THE EXERCISE:
Convert every line of the records into a JSON list of strings, one string per line, skipping any blank lines.

RECORDS FOR THE EXERCISE:
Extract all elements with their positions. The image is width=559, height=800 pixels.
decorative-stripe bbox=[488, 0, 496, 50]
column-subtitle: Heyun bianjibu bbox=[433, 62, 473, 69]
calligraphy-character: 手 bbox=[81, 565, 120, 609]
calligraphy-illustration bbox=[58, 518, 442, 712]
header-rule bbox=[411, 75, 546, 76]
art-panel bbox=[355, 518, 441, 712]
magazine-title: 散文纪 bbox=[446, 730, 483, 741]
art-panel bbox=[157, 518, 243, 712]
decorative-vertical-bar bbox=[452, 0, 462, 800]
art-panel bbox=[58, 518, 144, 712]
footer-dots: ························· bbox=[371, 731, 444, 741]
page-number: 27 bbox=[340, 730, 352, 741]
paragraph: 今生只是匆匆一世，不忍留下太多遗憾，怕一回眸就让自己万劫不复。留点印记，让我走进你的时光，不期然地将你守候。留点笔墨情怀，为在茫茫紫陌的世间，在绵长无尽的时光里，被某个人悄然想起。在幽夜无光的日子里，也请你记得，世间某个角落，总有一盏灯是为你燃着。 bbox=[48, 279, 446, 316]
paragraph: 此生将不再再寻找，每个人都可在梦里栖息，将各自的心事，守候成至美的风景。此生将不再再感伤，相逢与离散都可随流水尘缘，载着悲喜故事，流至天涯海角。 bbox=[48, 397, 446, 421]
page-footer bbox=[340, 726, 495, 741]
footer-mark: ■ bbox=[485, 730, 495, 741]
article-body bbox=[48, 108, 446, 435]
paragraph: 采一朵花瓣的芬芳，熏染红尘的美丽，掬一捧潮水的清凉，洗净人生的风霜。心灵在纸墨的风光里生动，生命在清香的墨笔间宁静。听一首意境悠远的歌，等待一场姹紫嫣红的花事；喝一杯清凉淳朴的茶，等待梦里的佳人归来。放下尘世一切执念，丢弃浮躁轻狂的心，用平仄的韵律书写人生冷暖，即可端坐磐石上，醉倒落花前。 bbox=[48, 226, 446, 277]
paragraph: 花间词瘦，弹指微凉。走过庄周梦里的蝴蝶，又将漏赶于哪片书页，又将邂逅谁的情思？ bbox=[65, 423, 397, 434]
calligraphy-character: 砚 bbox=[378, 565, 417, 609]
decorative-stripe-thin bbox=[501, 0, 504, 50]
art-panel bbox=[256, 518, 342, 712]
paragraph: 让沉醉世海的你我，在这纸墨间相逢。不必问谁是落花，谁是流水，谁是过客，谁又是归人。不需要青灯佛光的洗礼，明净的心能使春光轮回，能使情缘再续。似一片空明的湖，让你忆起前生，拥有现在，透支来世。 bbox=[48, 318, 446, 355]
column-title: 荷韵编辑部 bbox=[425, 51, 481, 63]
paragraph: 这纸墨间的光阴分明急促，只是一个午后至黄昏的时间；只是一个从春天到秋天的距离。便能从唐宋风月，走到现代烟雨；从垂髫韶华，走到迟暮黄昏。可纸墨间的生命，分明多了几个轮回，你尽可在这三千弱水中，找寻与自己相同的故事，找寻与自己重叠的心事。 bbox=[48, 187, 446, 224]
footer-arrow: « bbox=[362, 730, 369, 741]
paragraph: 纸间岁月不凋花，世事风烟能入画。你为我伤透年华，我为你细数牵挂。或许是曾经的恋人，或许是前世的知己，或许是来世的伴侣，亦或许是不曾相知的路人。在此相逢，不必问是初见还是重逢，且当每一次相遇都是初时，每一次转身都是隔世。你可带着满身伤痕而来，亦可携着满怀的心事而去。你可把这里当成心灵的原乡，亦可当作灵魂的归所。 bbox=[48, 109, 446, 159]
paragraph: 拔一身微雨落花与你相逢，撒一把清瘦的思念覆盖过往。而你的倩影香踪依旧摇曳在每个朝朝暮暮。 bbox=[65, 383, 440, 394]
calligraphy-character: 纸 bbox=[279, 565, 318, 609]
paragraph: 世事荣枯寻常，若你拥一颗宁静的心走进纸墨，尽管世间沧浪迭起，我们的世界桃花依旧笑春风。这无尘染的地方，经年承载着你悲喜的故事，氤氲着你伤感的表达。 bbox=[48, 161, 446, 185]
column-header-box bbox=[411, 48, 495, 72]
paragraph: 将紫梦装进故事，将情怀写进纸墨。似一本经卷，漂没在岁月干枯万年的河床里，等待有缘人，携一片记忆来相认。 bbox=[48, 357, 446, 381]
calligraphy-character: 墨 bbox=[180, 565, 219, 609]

ANSWER FOR THIS EXERCISE:
[
  "Extract all elements with their positions. The image is width=559, height=800 pixels.",
  "decorative-stripe bbox=[488, 0, 496, 50]",
  "column-subtitle: Heyun bianjibu bbox=[433, 62, 473, 69]",
  "calligraphy-character: 手 bbox=[81, 565, 120, 609]",
  "calligraphy-illustration bbox=[58, 518, 442, 712]",
  "header-rule bbox=[411, 75, 546, 76]",
  "art-panel bbox=[355, 518, 441, 712]",
  "magazine-title: 散文纪 bbox=[446, 730, 483, 741]",
  "art-panel bbox=[157, 518, 243, 712]",
  "decorative-vertical-bar bbox=[452, 0, 462, 800]",
  "art-panel bbox=[58, 518, 144, 712]",
  "footer-dots: ························· bbox=[371, 731, 444, 741]",
  "page-number: 27 bbox=[340, 730, 352, 741]",
  "paragraph: 今生只是匆匆一世，不忍留下太多遗憾，怕一回眸就让自己万劫不复。留点印记，让我走进你的时光，不期然地将你守候。留点笔墨情怀，为在茫茫紫陌的世间，在绵长无尽的时光里，被某个人悄然想起。在幽夜无光的日子里，也请你记得，世间某个角落，总有一盏灯是为你燃着。 bbox=[48, 279, 446, 316]",
  "paragraph: 此生将不再再寻找，每个人都可在梦里栖息，将各自的心事，守候成至美的风景。此生将不再再感伤，相逢与离散都可随流水尘缘，载着悲喜故事，流至天涯海角。 bbox=[48, 397, 446, 421]",
  "page-footer bbox=[340, 726, 495, 741]",
  "footer-mark: ■ bbox=[485, 730, 495, 741]",
  "article-body bbox=[48, 108, 446, 435]",
  "paragraph: 采一朵花瓣的芬芳，熏染红尘的美丽，掬一捧潮水的清凉，洗净人生的风霜。心灵在纸墨的风光里生动，生命在清香的墨笔间宁静。听一首意境悠远的歌，等待一场姹紫嫣红的花事；喝一杯清凉淳朴的茶，等待梦里的佳人归来。放下尘世一切执念，丢弃浮躁轻狂的心，用平仄的韵律书写人生冷暖，即可端坐磐石上，醉倒落花前。 bbox=[48, 226, 446, 277]",
  "paragraph: 花间词瘦，弹指微凉。走过庄周梦里的蝴蝶，又将漏赶于哪片书页，又将邂逅谁的情思？ bbox=[65, 423, 397, 434]",
  "calligraphy-character: 砚 bbox=[378, 565, 417, 609]",
  "decorative-stripe-thin bbox=[501, 0, 504, 50]",
  "art-panel bbox=[256, 518, 342, 712]",
  "paragraph: 让沉醉世海的你我，在这纸墨间相逢。不必问谁是落花，谁是流水，谁是过客，谁又是归人。不需要青灯佛光的洗礼，明净的心能使春光轮回，能使情缘再续。似一片空明的湖，让你忆起前生，拥有现在，透支来世。 bbox=[48, 318, 446, 355]",
  "column-title: 荷韵编辑部 bbox=[425, 51, 481, 63]",
  "paragraph: 这纸墨间的光阴分明急促，只是一个午后至黄昏的时间；只是一个从春天到秋天的距离。便能从唐宋风月，走到现代烟雨；从垂髫韶华，走到迟暮黄昏。可纸墨间的生命，分明多了几个轮回，你尽可在这三千弱水中，找寻与自己相同的故事，找寻与自己重叠的心事。 bbox=[48, 187, 446, 224]",
  "footer-arrow: « bbox=[362, 730, 369, 741]",
  "paragraph: 纸间岁月不凋花，世事风烟能入画。你为我伤透年华，我为你细数牵挂。或许是曾经的恋人，或许是前世的知己，或许是来世的伴侣，亦或许是不曾相知的路人。在此相逢，不必问是初见还是重逢，且当每一次相遇都是初时，每一次转身都是隔世。你可带着满身伤痕而来，亦可携着满怀的心事而去。你可把这里当成心灵的原乡，亦可当作灵魂的归所。 bbox=[48, 109, 446, 159]",
  "paragraph: 拔一身微雨落花与你相逢，撒一把清瘦的思念覆盖过往。而你的倩影香踪依旧摇曳在每个朝朝暮暮。 bbox=[65, 383, 440, 394]",
  "calligraphy-character: 纸 bbox=[279, 565, 318, 609]",
  "paragraph: 世事荣枯寻常，若你拥一颗宁静的心走进纸墨，尽管世间沧浪迭起，我们的世界桃花依旧笑春风。这无尘染的地方，经年承载着你悲喜的故事，氤氲着你伤感的表达。 bbox=[48, 161, 446, 185]",
  "column-header-box bbox=[411, 48, 495, 72]",
  "paragraph: 将紫梦装进故事，将情怀写进纸墨。似一本经卷，漂没在岁月干枯万年的河床里，等待有缘人，携一片记忆来相认。 bbox=[48, 357, 446, 381]",
  "calligraphy-character: 墨 bbox=[180, 565, 219, 609]"
]